_Fragmento de lectura_
┌──

Vanina notó cambios en el comportamiento de sus hijos y descubrió que eran víctimas de abuso. Decidió realizar la denuncia pero a la dilación de la justicia y a la experiencia negativa se le suma la revictimización de los niños. La impotencia se transformó en ayuda y asesoramiento para otras víctimas. En el medio, un grupo de mujeres que no es indiferente a estas situaciones comenzó a organizarse en un pueblo donde estos temas se hablan poco o nada.
Por Ariana Moretti
— La persona es víctima en el momento exacto en que está siendo violentada, pero después hay dos caminos: te enroscás ahí y no avanzás, o dejás de ser víctima y pasás a exigir tus derechos y a pedir que se haga justicia. Cuando una exige justicia deja el papel de víctima pasiva para pasar a ser alguien que lucha en contra de eso y a ejercer un rol mucho más activo.

└──

_Extracto de datos_

┌──

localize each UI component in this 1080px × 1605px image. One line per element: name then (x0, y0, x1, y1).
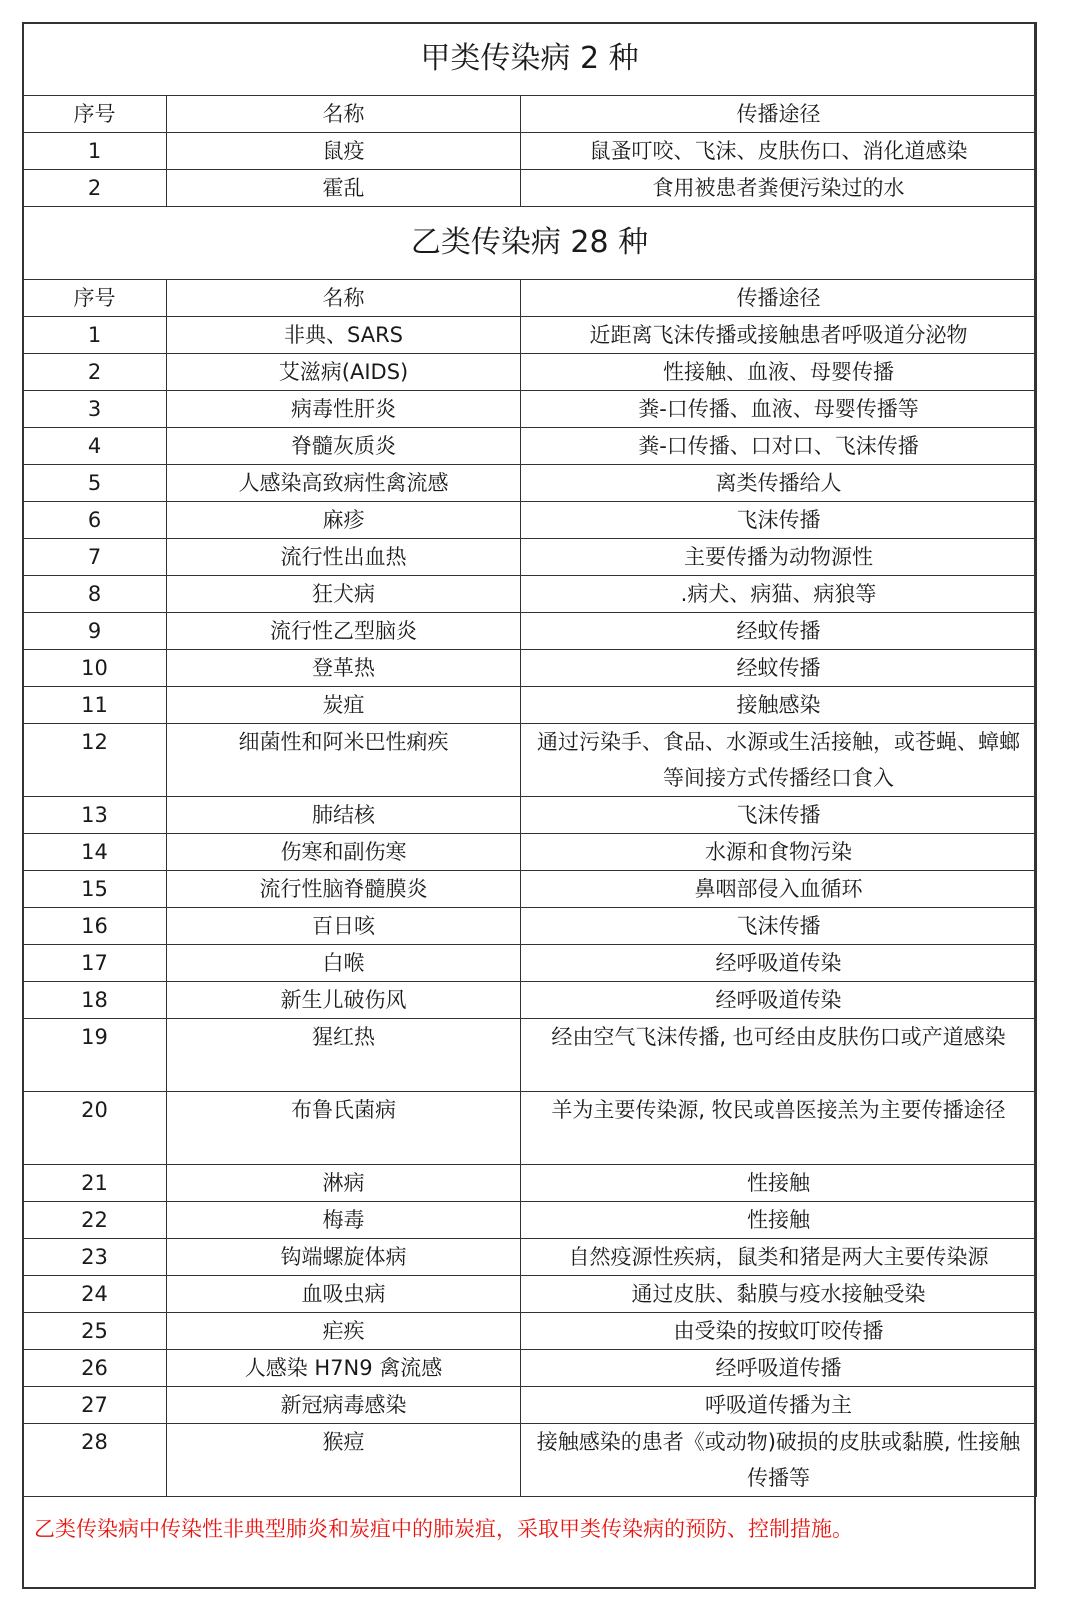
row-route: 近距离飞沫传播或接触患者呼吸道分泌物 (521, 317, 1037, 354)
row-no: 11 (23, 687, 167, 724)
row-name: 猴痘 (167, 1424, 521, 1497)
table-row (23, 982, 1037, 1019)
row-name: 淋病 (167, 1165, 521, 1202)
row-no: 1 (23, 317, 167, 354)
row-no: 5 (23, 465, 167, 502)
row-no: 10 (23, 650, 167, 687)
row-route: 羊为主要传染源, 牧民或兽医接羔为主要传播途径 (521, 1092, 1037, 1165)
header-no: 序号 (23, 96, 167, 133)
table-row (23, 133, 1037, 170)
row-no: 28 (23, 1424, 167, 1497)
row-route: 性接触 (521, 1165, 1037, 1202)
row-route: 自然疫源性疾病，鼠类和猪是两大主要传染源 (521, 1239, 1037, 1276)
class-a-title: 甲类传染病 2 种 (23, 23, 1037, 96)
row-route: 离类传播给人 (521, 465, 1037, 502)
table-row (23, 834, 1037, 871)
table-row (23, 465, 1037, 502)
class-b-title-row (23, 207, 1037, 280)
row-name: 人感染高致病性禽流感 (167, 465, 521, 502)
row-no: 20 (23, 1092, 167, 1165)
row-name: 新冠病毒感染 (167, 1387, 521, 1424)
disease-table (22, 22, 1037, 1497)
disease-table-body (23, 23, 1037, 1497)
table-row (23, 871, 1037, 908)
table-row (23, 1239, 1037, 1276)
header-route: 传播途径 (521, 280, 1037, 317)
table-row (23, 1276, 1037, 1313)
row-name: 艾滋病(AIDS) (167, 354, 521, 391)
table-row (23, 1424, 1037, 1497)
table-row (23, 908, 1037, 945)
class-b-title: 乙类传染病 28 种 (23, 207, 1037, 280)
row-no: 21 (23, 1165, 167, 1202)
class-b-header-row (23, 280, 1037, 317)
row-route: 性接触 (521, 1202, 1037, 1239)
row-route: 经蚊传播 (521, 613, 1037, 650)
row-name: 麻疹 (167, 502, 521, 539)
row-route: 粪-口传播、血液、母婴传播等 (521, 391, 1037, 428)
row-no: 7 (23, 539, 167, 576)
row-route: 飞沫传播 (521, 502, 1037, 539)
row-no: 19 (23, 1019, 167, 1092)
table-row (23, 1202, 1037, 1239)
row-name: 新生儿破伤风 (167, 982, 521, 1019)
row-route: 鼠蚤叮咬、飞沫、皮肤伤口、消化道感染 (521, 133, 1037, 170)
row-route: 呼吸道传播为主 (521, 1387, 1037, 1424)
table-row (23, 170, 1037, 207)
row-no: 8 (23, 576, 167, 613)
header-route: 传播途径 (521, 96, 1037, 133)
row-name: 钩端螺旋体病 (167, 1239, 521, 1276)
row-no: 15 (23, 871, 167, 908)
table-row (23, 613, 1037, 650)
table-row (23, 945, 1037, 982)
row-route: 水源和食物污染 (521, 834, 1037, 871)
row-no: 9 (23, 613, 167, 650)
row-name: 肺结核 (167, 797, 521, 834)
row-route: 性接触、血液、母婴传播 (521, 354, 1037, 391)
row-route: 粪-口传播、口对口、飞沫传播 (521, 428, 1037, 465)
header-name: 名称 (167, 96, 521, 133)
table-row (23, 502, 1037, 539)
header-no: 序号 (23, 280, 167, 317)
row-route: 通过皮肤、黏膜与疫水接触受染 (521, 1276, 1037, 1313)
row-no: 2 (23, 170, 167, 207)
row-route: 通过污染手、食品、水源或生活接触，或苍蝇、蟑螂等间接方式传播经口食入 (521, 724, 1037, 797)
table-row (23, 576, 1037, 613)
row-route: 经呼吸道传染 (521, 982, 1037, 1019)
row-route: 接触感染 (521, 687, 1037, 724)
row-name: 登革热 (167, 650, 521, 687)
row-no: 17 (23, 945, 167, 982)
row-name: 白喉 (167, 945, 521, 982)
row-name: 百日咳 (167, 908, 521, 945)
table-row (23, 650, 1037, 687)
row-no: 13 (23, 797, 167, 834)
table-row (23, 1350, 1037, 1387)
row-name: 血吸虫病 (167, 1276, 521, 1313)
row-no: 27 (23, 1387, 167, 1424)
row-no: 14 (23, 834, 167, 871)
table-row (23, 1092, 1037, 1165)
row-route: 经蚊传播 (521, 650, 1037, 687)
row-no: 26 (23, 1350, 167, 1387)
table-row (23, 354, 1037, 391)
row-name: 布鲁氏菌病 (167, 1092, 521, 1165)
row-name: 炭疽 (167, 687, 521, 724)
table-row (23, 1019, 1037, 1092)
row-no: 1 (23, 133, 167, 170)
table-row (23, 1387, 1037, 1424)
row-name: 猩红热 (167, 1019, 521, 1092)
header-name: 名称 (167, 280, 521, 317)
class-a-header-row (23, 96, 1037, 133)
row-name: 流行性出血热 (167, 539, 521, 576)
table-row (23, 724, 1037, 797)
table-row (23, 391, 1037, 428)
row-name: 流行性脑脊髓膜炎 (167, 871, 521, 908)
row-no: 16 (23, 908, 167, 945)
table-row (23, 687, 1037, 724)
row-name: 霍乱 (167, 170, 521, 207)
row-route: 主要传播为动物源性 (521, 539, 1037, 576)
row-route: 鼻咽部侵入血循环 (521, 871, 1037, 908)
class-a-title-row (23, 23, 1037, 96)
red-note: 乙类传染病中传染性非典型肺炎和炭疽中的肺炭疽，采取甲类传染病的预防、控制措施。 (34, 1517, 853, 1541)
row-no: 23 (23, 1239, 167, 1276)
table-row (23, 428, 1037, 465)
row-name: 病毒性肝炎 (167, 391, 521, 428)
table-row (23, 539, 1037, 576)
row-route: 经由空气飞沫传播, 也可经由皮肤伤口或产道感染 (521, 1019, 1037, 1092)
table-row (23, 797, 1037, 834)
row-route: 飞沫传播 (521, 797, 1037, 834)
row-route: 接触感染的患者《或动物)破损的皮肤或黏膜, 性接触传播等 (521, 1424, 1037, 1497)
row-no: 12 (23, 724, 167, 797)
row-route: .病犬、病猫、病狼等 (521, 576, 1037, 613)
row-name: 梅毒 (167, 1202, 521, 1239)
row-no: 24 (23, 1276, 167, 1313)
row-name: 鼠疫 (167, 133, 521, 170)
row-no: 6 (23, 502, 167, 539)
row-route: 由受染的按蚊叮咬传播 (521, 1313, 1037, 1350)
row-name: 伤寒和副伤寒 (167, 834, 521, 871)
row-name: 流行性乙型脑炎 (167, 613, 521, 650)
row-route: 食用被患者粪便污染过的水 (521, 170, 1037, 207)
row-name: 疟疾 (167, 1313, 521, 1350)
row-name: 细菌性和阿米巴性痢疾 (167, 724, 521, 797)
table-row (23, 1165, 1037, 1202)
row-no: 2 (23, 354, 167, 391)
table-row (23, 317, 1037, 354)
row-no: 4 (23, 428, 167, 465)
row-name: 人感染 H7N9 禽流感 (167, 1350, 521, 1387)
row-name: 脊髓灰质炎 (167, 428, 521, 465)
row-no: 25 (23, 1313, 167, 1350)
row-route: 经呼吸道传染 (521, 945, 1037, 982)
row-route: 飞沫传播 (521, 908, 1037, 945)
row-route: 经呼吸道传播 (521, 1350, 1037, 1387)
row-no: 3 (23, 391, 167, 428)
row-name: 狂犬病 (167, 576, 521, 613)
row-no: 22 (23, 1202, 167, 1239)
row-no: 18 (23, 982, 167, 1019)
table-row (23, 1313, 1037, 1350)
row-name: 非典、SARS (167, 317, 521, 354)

└──

_Problemas y tareas_
(a) Según el fragmento de lectura, ¿qué notó Vanina en sus hijos antes de descubrir que eran víctimas de abuso?
(b) Copia del fragmento de lectura el pasaje que va de "Vanina notó cambios" a "poco o nada.", ambos incluidos.

_Respuestas del ejercicio_
(a) Cambios en su comportamiento.

(b)
Vanina notó cambios en el comportamiento de sus hijos y descubrió que eran víctimas de abuso. Decidió realizar la denuncia pero a la dilación de la justicia y a la experiencia negativa se le suma la revictimización de los niños. La impotencia se transformó en ayuda y asesoramiento para otras víctimas. En el medio, un grupo de mujeres que no es indiferente a estas situaciones comenzó a organizarse en un pueblo donde estos temas se hablan poco o nada.